"Hitch-22": Christopher Hitchens' name-dropping charade

Despite same-sex titillations, "Hitch-22" is an arrogant justification of the atheist's complicity in the Iraq war

Published June 1, 2010 3:22PM (EDT)

Christopher Hitchens, polemicist and frequent radio and TV commentator, debates w[ith George Galloway, a member of the British parliament], in Baruch College in New York September 14, 2005. [Galloway kicked off a tour for his new book "Mr. Galloway Goes To Washington, The Brit Who Set Congress Straight About Iraq" in Boston.]   (© Shannon Stapleton / Reuters)
Christopher Hitchens, polemicist and frequent radio and TV commentator, debates w[ith George Galloway, a member of the British parliament], in Baruch College in New York September 14, 2005. [Galloway kicked off a tour for his new book "Mr. Galloway Goes To Washington, The Brit Who Set Congress Straight About Iraq" in Boston.] (© Shannon Stapleton / Reuters)

In interviews, Christopher Hitchens -- pre-9/11 journalist and public intellectual turned celebrity journalist, TV talk show pundit and professional atheist -- is calling "Hitch-22" "a selective memoir." And while all memoirs, of course, are selective, Hitchens' is really selective.

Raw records
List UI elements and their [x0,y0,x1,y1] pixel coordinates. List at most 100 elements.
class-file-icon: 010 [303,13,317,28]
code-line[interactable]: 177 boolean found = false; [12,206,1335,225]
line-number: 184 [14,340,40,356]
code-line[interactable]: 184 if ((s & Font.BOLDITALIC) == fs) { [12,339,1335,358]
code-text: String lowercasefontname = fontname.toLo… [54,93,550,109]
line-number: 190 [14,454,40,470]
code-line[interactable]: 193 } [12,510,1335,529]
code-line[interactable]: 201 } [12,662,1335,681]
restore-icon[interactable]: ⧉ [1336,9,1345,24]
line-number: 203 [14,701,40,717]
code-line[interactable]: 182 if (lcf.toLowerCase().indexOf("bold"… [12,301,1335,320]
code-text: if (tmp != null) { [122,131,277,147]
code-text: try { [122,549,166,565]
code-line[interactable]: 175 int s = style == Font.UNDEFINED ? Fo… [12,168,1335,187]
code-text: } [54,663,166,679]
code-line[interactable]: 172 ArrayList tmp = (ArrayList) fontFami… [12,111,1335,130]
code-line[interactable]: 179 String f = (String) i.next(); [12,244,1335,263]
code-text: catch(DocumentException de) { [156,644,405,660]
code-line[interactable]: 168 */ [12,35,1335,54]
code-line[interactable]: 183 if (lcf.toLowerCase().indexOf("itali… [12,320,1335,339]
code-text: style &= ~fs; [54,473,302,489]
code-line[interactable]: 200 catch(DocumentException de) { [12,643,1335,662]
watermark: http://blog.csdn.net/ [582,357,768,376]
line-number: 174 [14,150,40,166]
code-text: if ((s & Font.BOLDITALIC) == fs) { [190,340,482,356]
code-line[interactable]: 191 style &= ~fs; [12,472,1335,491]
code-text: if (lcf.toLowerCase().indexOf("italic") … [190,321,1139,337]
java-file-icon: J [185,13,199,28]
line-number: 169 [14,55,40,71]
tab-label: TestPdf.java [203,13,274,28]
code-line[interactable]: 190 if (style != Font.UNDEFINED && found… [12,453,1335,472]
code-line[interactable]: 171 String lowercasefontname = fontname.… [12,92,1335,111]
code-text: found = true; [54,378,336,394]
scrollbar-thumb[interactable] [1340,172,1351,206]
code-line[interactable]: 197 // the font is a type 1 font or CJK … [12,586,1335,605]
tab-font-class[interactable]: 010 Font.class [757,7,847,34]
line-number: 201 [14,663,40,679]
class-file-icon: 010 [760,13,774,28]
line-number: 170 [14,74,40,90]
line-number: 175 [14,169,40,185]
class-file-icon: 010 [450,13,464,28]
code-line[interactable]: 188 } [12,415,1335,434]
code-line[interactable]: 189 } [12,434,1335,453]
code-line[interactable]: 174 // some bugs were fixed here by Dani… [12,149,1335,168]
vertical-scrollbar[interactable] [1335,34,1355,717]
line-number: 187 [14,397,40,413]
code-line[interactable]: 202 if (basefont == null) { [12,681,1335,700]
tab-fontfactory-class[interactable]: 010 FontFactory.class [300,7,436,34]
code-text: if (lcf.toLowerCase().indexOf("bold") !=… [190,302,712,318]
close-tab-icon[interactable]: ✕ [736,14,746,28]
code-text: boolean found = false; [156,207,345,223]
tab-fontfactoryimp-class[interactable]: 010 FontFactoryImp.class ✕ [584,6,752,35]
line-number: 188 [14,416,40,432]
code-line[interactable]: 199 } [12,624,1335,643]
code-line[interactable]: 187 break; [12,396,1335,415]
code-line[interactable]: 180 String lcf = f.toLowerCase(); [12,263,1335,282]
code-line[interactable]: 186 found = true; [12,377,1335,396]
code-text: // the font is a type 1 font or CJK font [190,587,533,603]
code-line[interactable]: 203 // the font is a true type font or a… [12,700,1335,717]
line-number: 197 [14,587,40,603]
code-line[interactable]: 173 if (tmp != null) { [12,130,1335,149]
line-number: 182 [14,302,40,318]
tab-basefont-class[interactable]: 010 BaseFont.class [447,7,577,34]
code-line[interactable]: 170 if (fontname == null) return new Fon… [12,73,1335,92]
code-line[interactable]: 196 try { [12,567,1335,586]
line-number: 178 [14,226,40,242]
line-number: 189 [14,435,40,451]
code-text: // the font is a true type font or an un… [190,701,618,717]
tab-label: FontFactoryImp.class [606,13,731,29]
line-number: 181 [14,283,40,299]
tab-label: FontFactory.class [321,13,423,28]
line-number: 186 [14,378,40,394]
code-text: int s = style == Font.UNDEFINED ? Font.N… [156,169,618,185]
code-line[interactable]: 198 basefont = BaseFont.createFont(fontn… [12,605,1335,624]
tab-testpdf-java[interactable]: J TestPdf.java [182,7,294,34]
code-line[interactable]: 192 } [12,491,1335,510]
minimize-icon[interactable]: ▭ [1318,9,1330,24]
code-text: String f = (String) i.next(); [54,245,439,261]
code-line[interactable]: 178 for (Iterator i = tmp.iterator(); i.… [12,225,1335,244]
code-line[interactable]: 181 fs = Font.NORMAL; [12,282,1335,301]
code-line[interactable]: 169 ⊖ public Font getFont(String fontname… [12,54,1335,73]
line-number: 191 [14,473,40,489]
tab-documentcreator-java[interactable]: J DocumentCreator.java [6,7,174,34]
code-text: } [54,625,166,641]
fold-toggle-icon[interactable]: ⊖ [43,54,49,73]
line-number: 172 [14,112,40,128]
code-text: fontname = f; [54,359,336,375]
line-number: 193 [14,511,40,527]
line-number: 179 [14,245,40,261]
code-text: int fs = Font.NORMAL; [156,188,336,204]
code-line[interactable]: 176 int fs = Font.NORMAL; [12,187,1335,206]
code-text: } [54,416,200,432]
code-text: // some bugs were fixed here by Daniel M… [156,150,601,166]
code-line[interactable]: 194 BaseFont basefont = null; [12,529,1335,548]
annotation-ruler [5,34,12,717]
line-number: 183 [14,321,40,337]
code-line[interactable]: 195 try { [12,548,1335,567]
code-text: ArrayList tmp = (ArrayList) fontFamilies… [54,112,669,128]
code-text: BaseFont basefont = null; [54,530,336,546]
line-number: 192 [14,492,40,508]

→ Required tasks
(a) Answer these questions from the review of "Hitch-22":
(i) On what date was the review published?
(ii) In what college and city did the debate shown in the photo take place?
(iii) What phrase does Hitchens use in interviews to describe "Hitch-22"?
(b) Proceed with the review of "Hitch-22" from the point where it stops.
The items that come after the review are separate material.

→ Answers to the problems
(a)
(i) June 1, 2010
(ii) Baruch College in New York
(iii) "a selective memoir"

(b)
The book certainly isn't an autobiography. His icon, George Orwell, said that "Autobiography is not to be trusted unless it reveals something disgraceful," and Hitchens fails to mention that his first wife was pregnant with his child when he left her. In fact, there is barely any mention of his three children, only a passing mention of his current wife, and none at all of his younger brother, Peter, a right-wing columnist in England.

If you're interested in Hitchens trivia, "Hitch 22" is loaded. The favorite "good-bad book" (to use G.K. Chesterton's phrase) of his youth was "How Green Was My Valley." He is part Jewish (on his mother's side); she wanted him to be "an English gentleman." His father, a military man, was known as "The Commander." His "literary hero" is Borges, he thinks Costa-Gavras' "Z" is "the greatest of all sixties movies."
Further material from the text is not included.